Give back the records below exactly, every one, with no pictures.

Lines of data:
-=-=-=-=-

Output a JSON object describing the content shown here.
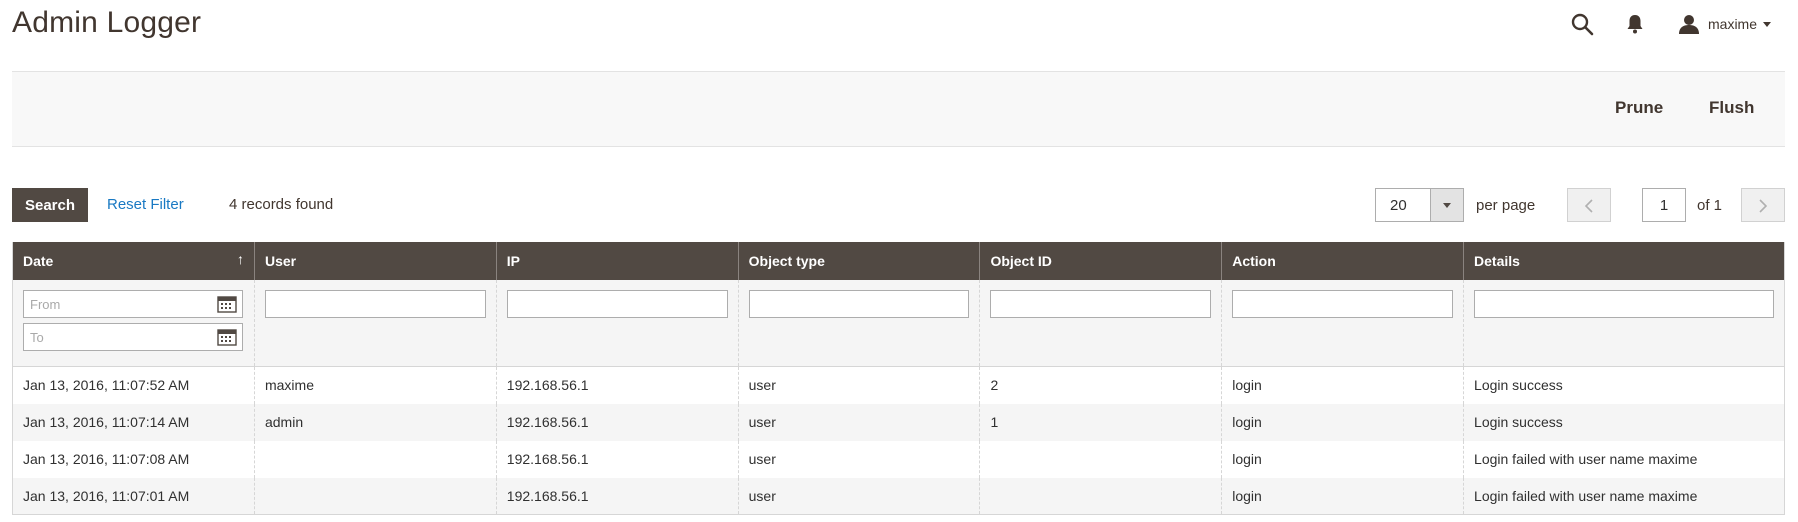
{
  "header": {
    "title": "Admin Logger",
    "username": "maxime"
  },
  "action_bar": {
    "prune_label": "Prune",
    "flush_label": "Flush"
  },
  "toolbar": {
    "search_label": "Search",
    "reset_filter_label": "Reset Filter",
    "records_found": "4 records found",
    "per_page_value": "20",
    "per_page_label": "per page",
    "current_page": "1",
    "of_pages": "of 1"
  },
  "grid": {
    "columns": [
      "Date",
      "User",
      "IP",
      "Object type",
      "Object ID",
      "Action",
      "Details"
    ],
    "sorted_column": "Date",
    "sort_direction": "ascending",
    "filters": {
      "date_from_placeholder": "From",
      "date_to_placeholder": "To"
    },
    "rows": [
      [
        "Jan 13, 2016, 11:07:52 AM",
        "maxime",
        "192.168.56.1",
        "user",
        "2",
        "login",
        "Login success"
      ],
      [
        "Jan 13, 2016, 11:07:14 AM",
        "admin",
        "192.168.56.1",
        "user",
        "1",
        "login",
        "Login success"
      ],
      [
        "Jan 13, 2016, 11:07:08 AM",
        "",
        "192.168.56.1",
        "user",
        "",
        "login",
        "Login failed with user name maxime"
      ],
      [
        "Jan 13, 2016, 11:07:01 AM",
        "",
        "192.168.56.1",
        "user",
        "",
        "login",
        "Login failed with user name maxime"
      ]
    ]
  },
  "icons": {
    "search": "search-icon",
    "notifications": "bell-icon",
    "user": "user-icon",
    "calendar": "calendar-icon",
    "prev": "chevron-left-icon",
    "next": "chevron-right-icon",
    "sort": "sort-arrow-icon"
  },
  "colors": {
    "header_bg": "#514943",
    "link": "#1979c3",
    "title": "#41362f"
  }
}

-=-=-=-=-

The solution:
Output a JSON object describing the content shown here.
{
  "header": {
    "title": "Admin Logger",
    "username": "maxime"
  },
  "action_bar": {
    "prune_label": "Prune",
    "flush_label": "Flush"
  },
  "toolbar": {
    "search_label": "Search",
    "reset_filter_label": "Reset Filter",
    "records_found": "4 records found",
    "per_page_value": "20",
    "per_page_label": "per page",
    "current_page": "1",
    "of_pages": "of 1"
  },
  "grid": {
    "columns": [
      "Date",
      "User",
      "IP",
      "Object type",
      "Object ID",
      "Action",
      "Details"
    ],
    "sorted_column": "Date",
    "sort_direction": "ascending",
    "filters": {
      "date_from_placeholder": "From",
      "date_to_placeholder": "To"
    },
    "rows": [
      [
        "Jan 13, 2016, 11:07:52 AM",
        "maxime",
        "192.168.56.1",
        "user",
        "2",
        "login",
        "Login success"
      ],
      [
        "Jan 13, 2016, 11:07:14 AM",
        "admin",
        "192.168.56.1",
        "user",
        "1",
        "login",
        "Login success"
      ],
      [
        "Jan 13, 2016, 11:07:08 AM",
        "",
        "192.168.56.1",
        "user",
        "",
        "login",
        "Login failed with user name maxime"
      ],
      [
        "Jan 13, 2016, 11:07:01 AM",
        "",
        "192.168.56.1",
        "user",
        "",
        "login",
        "Login failed with user name maxime"
      ]
    ]
  },
  "icons": {
    "search": "search-icon",
    "notifications": "bell-icon",
    "user": "user-icon",
    "calendar": "calendar-icon",
    "prev": "chevron-left-icon",
    "next": "chevron-right-icon",
    "sort": "sort-arrow-icon"
  },
  "colors": {
    "header_bg": "#514943",
    "link": "#1979c3",
    "title": "#41362f"
  }
}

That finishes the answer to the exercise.